**What to do:**
Collect from the data below each line with "name".

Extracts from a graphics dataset
#####

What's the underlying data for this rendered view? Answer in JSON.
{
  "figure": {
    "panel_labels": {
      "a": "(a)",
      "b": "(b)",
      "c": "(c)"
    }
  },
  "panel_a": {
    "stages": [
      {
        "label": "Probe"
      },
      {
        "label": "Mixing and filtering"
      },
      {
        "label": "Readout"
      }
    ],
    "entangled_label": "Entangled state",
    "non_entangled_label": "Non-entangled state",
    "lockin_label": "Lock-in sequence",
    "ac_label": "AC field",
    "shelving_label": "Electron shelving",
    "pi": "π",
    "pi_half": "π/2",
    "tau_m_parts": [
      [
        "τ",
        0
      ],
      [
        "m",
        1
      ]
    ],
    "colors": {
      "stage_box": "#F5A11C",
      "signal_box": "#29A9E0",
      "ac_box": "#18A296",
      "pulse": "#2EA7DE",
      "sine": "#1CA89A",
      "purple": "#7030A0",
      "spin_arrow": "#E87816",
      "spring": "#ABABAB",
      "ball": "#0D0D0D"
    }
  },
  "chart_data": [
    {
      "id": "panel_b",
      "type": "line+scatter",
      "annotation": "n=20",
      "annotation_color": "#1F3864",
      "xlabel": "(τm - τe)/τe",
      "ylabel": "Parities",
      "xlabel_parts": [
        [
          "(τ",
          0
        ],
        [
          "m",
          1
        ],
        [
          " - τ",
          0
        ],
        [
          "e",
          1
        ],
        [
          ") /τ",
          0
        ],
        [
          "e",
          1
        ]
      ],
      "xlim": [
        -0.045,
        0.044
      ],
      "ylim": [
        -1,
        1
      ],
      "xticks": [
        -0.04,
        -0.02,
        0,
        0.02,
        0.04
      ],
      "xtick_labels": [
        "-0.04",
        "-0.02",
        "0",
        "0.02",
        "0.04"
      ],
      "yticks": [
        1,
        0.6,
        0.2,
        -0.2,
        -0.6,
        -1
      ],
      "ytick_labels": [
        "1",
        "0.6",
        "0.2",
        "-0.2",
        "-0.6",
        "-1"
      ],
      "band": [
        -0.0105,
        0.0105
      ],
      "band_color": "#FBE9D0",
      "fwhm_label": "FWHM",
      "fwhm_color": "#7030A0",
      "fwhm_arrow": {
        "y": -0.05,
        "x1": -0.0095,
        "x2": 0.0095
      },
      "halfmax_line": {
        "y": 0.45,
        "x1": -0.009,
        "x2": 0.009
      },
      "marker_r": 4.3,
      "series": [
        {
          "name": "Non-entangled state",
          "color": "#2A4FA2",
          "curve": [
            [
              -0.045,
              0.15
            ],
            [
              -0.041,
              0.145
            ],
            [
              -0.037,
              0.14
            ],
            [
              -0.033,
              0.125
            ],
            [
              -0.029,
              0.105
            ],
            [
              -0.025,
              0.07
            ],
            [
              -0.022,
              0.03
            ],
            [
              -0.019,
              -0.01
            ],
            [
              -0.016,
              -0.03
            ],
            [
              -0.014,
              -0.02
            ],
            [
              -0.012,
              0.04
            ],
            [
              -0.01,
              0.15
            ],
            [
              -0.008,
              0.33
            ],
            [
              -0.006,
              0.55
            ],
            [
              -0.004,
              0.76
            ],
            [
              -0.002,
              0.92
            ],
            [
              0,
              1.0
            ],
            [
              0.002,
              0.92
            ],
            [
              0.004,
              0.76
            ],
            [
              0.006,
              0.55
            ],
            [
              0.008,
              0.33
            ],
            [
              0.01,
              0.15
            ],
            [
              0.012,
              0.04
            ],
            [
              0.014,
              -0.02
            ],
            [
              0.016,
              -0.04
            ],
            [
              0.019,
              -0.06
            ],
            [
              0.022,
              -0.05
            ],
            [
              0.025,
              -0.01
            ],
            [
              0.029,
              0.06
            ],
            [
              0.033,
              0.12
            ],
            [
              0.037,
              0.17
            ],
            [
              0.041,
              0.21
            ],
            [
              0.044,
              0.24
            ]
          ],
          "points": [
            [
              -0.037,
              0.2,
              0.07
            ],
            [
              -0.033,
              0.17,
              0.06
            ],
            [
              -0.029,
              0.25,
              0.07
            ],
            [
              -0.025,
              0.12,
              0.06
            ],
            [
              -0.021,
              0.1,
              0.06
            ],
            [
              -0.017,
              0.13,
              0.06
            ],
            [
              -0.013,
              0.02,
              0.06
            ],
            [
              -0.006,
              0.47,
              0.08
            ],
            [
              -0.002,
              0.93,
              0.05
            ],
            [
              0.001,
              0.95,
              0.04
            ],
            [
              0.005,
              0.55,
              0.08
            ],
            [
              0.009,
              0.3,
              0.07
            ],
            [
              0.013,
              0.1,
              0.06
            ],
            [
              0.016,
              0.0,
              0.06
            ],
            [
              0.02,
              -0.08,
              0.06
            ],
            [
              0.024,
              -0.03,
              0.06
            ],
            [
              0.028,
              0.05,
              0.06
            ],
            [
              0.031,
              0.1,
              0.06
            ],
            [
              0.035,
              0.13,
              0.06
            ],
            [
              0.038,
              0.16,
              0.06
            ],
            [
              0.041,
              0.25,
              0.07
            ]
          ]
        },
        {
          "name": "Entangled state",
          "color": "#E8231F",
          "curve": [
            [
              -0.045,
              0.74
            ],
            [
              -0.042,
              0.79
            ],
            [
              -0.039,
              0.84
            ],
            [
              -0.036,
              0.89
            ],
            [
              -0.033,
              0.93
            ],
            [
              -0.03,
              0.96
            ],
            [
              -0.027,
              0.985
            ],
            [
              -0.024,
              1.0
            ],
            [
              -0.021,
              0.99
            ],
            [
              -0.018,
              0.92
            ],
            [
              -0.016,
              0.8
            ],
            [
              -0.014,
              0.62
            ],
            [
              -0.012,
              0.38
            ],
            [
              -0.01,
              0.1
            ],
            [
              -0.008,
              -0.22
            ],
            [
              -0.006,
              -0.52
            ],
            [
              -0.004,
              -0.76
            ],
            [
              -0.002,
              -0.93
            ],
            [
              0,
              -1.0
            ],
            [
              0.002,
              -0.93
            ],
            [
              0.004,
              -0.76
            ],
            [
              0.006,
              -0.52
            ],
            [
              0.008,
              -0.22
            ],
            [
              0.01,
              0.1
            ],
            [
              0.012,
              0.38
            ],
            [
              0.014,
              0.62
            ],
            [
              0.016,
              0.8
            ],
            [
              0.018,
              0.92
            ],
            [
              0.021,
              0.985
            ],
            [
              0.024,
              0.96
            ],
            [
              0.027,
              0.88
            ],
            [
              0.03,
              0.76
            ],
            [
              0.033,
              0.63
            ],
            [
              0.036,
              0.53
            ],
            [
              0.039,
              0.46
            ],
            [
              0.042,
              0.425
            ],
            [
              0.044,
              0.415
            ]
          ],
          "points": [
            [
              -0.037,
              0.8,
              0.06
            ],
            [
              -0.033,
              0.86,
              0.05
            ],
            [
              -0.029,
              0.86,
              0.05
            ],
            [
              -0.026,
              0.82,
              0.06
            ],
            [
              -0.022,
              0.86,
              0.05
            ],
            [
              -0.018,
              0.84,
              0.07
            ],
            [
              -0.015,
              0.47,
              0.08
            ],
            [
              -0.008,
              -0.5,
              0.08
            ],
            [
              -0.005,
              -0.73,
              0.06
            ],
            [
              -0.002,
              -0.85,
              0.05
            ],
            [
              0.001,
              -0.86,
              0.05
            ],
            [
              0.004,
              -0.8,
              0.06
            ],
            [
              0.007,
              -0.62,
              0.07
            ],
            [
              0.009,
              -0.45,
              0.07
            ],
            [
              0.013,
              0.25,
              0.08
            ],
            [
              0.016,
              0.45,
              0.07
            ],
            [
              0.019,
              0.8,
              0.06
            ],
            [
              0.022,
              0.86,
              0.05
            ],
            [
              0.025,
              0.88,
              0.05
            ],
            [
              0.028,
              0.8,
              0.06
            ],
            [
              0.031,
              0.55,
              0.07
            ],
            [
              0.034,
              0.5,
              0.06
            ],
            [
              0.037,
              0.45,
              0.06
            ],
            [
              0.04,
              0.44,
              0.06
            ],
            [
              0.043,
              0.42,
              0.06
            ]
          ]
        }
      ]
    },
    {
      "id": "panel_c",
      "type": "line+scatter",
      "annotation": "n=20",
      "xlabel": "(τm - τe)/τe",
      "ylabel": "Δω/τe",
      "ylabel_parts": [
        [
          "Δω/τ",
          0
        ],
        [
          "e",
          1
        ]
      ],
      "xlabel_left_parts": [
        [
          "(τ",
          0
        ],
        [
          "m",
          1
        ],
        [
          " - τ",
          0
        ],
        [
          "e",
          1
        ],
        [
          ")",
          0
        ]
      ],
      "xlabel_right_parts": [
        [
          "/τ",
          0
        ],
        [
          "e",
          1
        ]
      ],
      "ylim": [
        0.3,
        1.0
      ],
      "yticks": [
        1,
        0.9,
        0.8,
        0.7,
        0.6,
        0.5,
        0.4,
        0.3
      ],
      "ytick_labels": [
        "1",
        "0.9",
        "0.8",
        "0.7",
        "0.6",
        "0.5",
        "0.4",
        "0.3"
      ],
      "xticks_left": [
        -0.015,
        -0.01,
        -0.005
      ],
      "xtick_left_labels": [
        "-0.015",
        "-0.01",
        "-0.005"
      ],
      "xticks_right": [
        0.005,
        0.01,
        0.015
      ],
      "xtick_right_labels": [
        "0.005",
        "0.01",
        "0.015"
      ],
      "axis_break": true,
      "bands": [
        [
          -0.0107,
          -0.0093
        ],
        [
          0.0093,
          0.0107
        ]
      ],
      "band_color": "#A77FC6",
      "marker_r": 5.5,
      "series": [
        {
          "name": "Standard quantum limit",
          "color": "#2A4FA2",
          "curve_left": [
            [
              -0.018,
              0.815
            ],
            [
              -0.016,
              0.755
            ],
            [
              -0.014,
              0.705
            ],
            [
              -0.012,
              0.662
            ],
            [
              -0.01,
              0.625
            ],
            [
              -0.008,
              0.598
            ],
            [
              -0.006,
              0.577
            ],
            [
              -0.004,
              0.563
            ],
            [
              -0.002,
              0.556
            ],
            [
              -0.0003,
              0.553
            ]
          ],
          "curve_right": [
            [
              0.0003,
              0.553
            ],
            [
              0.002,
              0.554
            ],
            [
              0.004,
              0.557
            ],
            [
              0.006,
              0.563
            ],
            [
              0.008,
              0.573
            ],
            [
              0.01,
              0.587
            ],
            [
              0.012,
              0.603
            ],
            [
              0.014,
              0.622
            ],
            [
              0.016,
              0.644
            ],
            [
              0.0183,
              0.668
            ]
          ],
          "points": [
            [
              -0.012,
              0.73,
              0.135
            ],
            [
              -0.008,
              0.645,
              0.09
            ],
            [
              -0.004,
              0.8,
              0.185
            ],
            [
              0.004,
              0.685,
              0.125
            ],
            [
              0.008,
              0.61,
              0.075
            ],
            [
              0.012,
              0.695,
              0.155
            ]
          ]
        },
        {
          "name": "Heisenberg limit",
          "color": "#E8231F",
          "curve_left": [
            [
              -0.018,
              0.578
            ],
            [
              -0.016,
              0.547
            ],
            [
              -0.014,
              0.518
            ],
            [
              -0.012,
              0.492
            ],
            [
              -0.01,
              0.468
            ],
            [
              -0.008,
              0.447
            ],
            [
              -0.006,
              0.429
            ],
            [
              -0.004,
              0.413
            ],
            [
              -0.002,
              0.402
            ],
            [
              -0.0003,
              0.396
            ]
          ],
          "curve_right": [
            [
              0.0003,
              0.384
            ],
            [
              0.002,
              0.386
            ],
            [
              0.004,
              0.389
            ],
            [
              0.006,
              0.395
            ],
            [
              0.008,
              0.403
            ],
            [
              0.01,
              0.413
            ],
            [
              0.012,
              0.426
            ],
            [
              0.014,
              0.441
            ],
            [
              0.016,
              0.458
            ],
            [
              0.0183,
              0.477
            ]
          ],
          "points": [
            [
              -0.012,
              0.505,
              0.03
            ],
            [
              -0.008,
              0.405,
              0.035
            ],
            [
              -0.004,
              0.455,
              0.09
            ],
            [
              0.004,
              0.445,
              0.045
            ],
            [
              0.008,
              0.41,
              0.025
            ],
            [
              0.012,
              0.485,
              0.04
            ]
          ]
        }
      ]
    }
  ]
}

#####

**Exercise response:**
          "name": "Non-entangled state",
          "name": "Entangled state",
          "name": "Standard quantum limit",
          "name": "Heisenberg limit",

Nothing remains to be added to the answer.